--- START Records supplied ---

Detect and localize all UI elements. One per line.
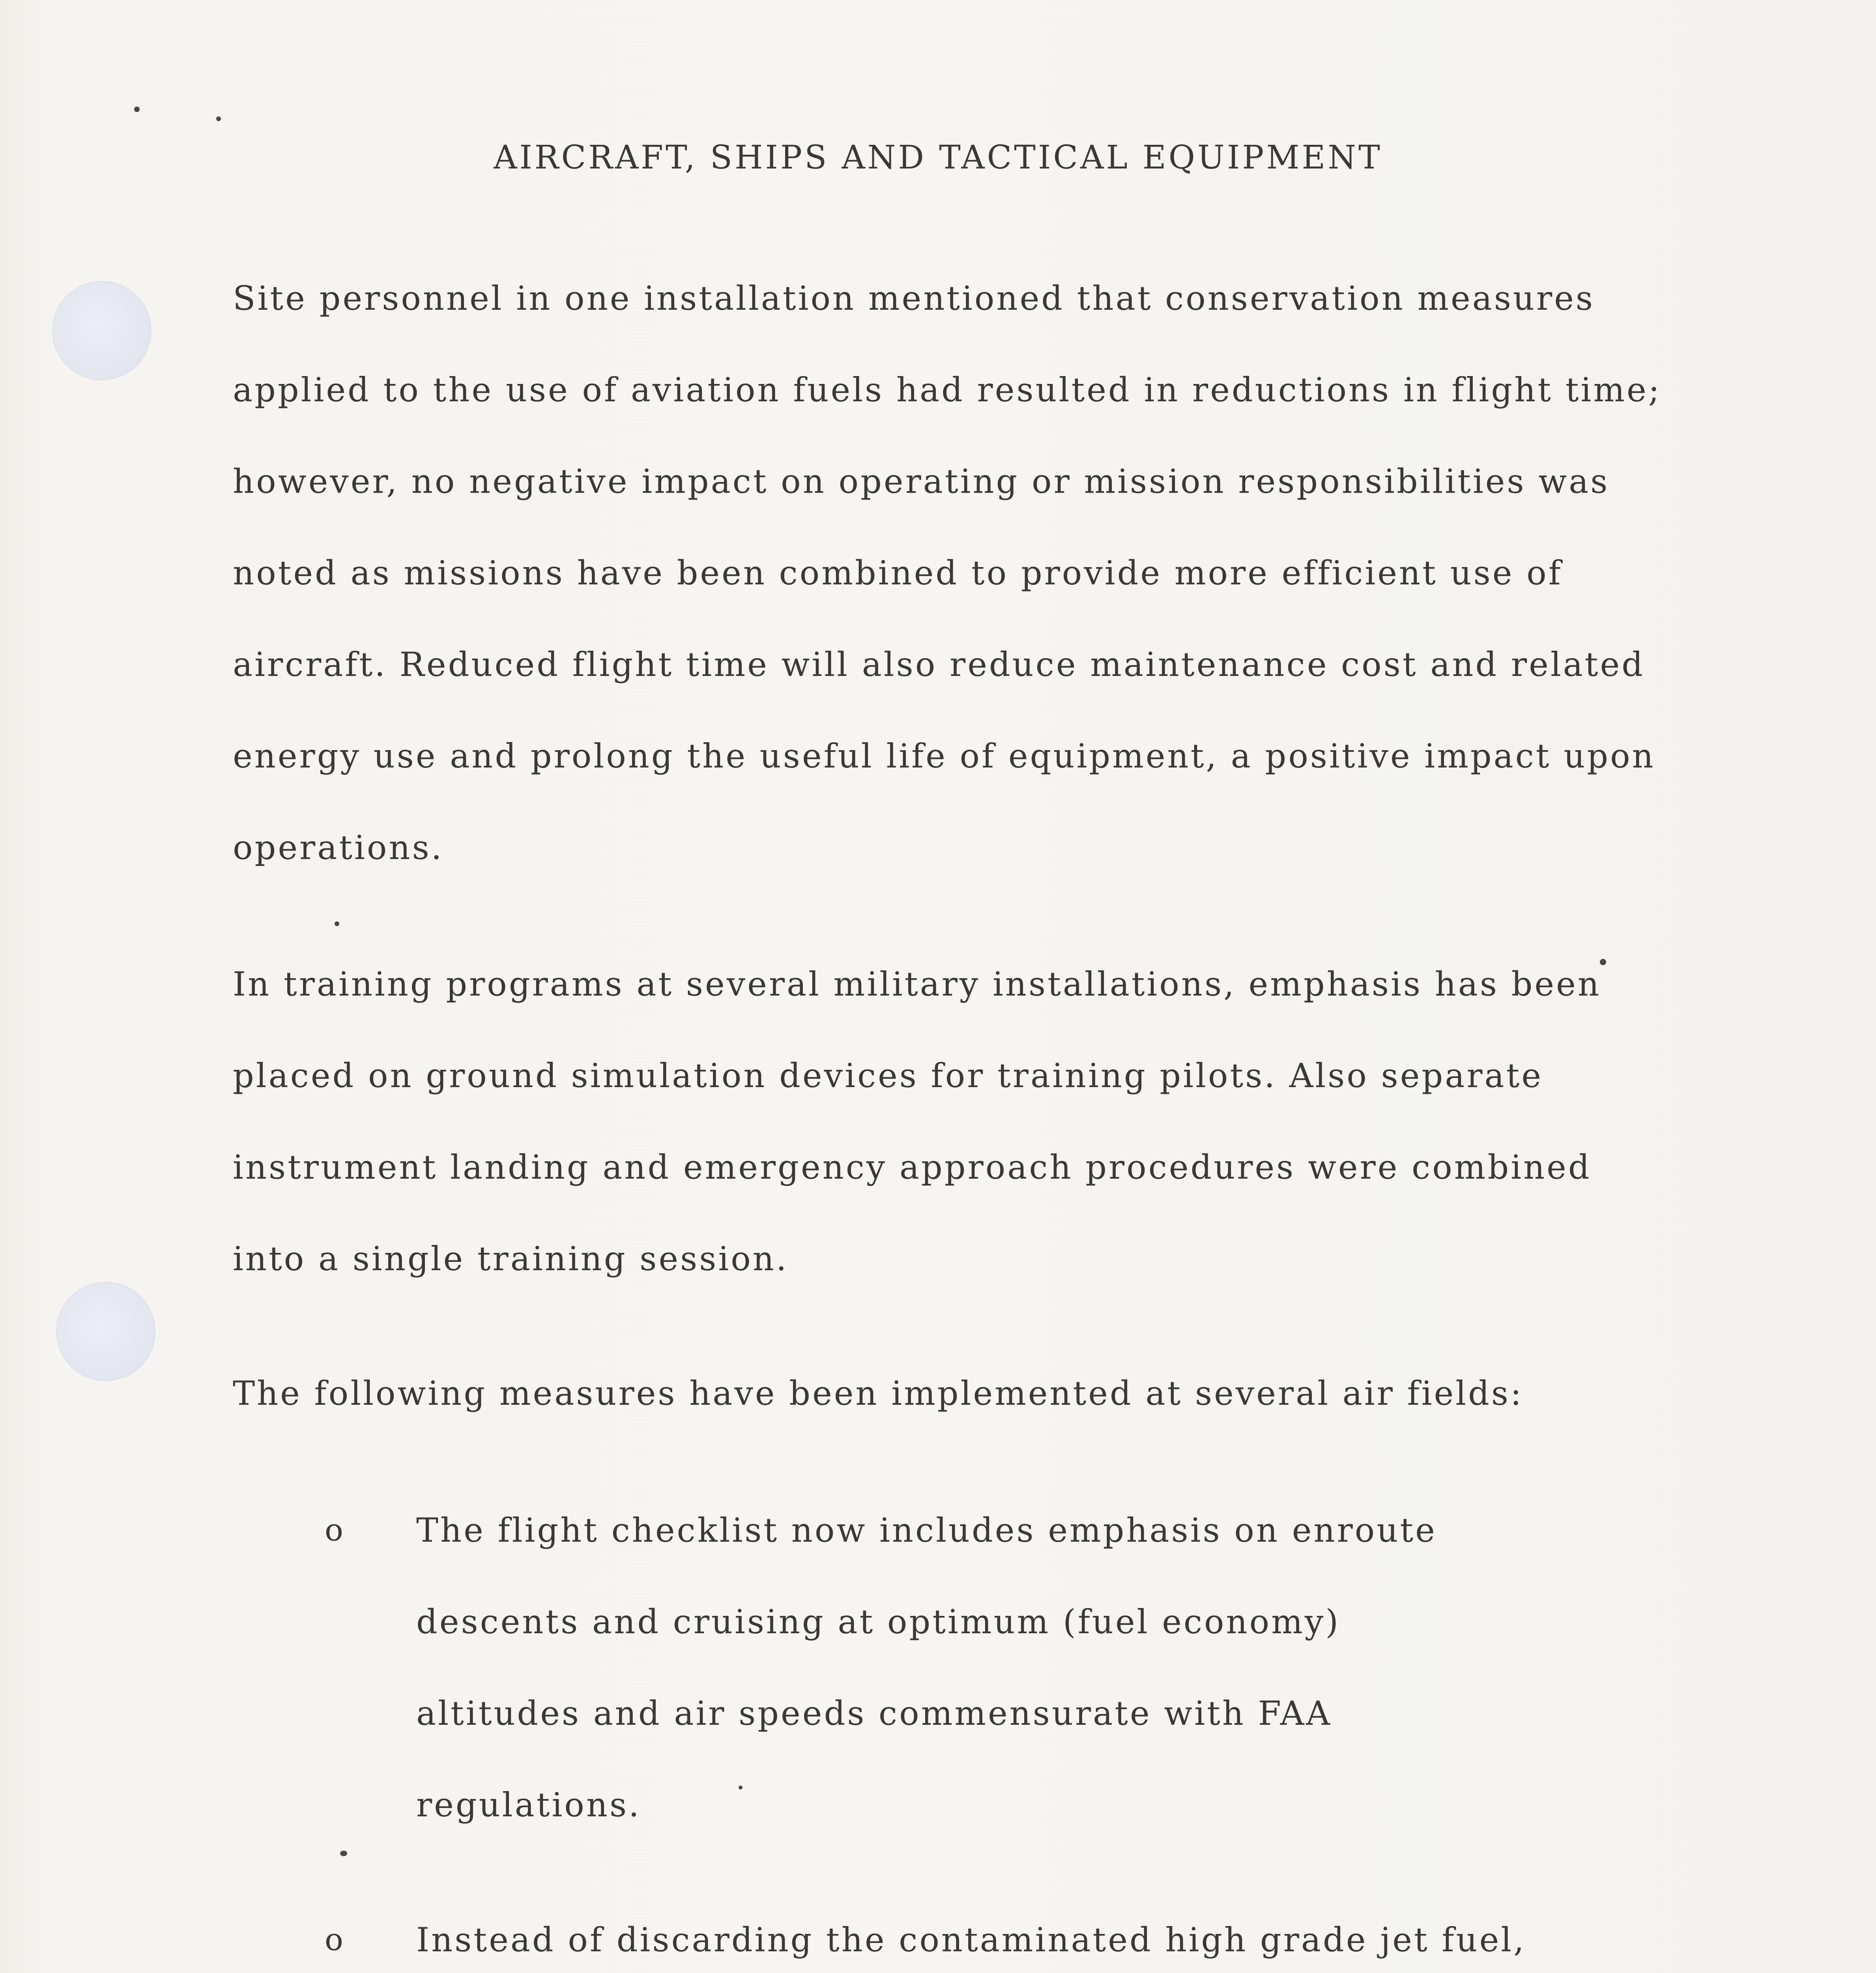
- page-title: AIRCRAFT, SHIPS AND TACTICAL EQUIPMENT: [494, 139, 1382, 176]
- speck: [335, 921, 339, 926]
- bullet-line: descents and cruising at optimum (fuel economy): [416, 1602, 1341, 1641]
- paragraph-line: Site personnel in one installation mentioned that conservation measures: [233, 279, 1595, 318]
- punch-hole-middle: [56, 1282, 155, 1381]
- speck: [216, 116, 221, 121]
- bullet-item-contaminated-fuel: [416, 1894, 1758, 1973]
- paragraph-line: applied to the use of aviation fuels had resulted in reductions in flight time;: [233, 371, 1662, 409]
- bullet-marker: o: [325, 1922, 343, 1958]
- paragraph-line: however, no negative impact on operating or mission responsibilities was: [233, 462, 1610, 501]
- bullet-marker: o: [325, 1513, 343, 1548]
- bullet-line: regulations.: [416, 1786, 641, 1824]
- paragraph-line: placed on ground simulation devices for training pilots. Also separate: [233, 1056, 1543, 1095]
- bullet-line: Instead of discarding the contaminated high grade jet fuel,: [416, 1921, 1526, 1959]
- paragraph-site-personnel: [233, 253, 1771, 893]
- bullet-line: altitudes and air speeds commensurate with FAA: [416, 1694, 1332, 1733]
- paragraph-line: operations.: [233, 828, 444, 867]
- punch-hole-top: [52, 281, 152, 380]
- paragraph-line: The following measures have been implemented at several air fields:: [233, 1374, 1524, 1413]
- paragraph-training-programs: [233, 938, 1771, 1305]
- paragraph-following-measures: [233, 1348, 1771, 1439]
- paragraph-line: energy use and prolong the useful life of equipment, a positive impact upon: [233, 737, 1655, 775]
- bullet-item-flight-checklist: [416, 1484, 1758, 1851]
- bullet-line: The flight checklist now includes emphasis on enroute: [416, 1511, 1437, 1550]
- paragraph-line: In training programs at several military installations, emphasis has been: [233, 965, 1601, 1003]
- paragraph-line: into a single training session.: [233, 1239, 789, 1278]
- paragraph-line: instrument landing and emergency approach procedures were combined: [233, 1148, 1592, 1187]
- paragraph-line: noted as missions have been combined to provide more efficient use of: [233, 554, 1563, 592]
- speck: [340, 1851, 347, 1856]
- paragraph-line: aircraft. Reduced flight time will also reduce maintenance cost and related: [233, 645, 1645, 684]
- speck: [134, 107, 140, 112]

--- END Records supplied ---

What you have to do:
Update the listing from the line with "- page-title: AIRCRAFT, SHIPS" to the line with "- paragraph-line: placed", both included, so that "bullet-marker" becomes "list-marker" and nothing else changes. Return only those lines.

Solution to this problem:
- page-title: AIRCRAFT, SHIPS AND TACTICAL EQUIPMENT: [494, 139, 1382, 176]
- speck: [335, 921, 339, 926]
- bullet-line: descents and cruising at optimum (fuel economy): [416, 1602, 1341, 1641]
- paragraph-line: Site personnel in one installation mentioned that conservation measures: [233, 279, 1595, 318]
- punch-hole-middle: [56, 1282, 155, 1381]
- speck: [216, 116, 221, 121]
- bullet-item-contaminated-fuel: [416, 1894, 1758, 1973]
- paragraph-line: applied to the use of aviation fuels had resulted in reductions in flight time;: [233, 371, 1662, 409]
- list-marker: o: [325, 1922, 343, 1958]
- paragraph-line: however, no negative impact on operating or mission responsibilities was: [233, 462, 1610, 501]
- list-marker: o: [325, 1513, 343, 1548]
- bullet-line: regulations.: [416, 1786, 641, 1824]
- paragraph-line: placed on ground simulation devices for training pilots. Also separate: [233, 1056, 1543, 1095]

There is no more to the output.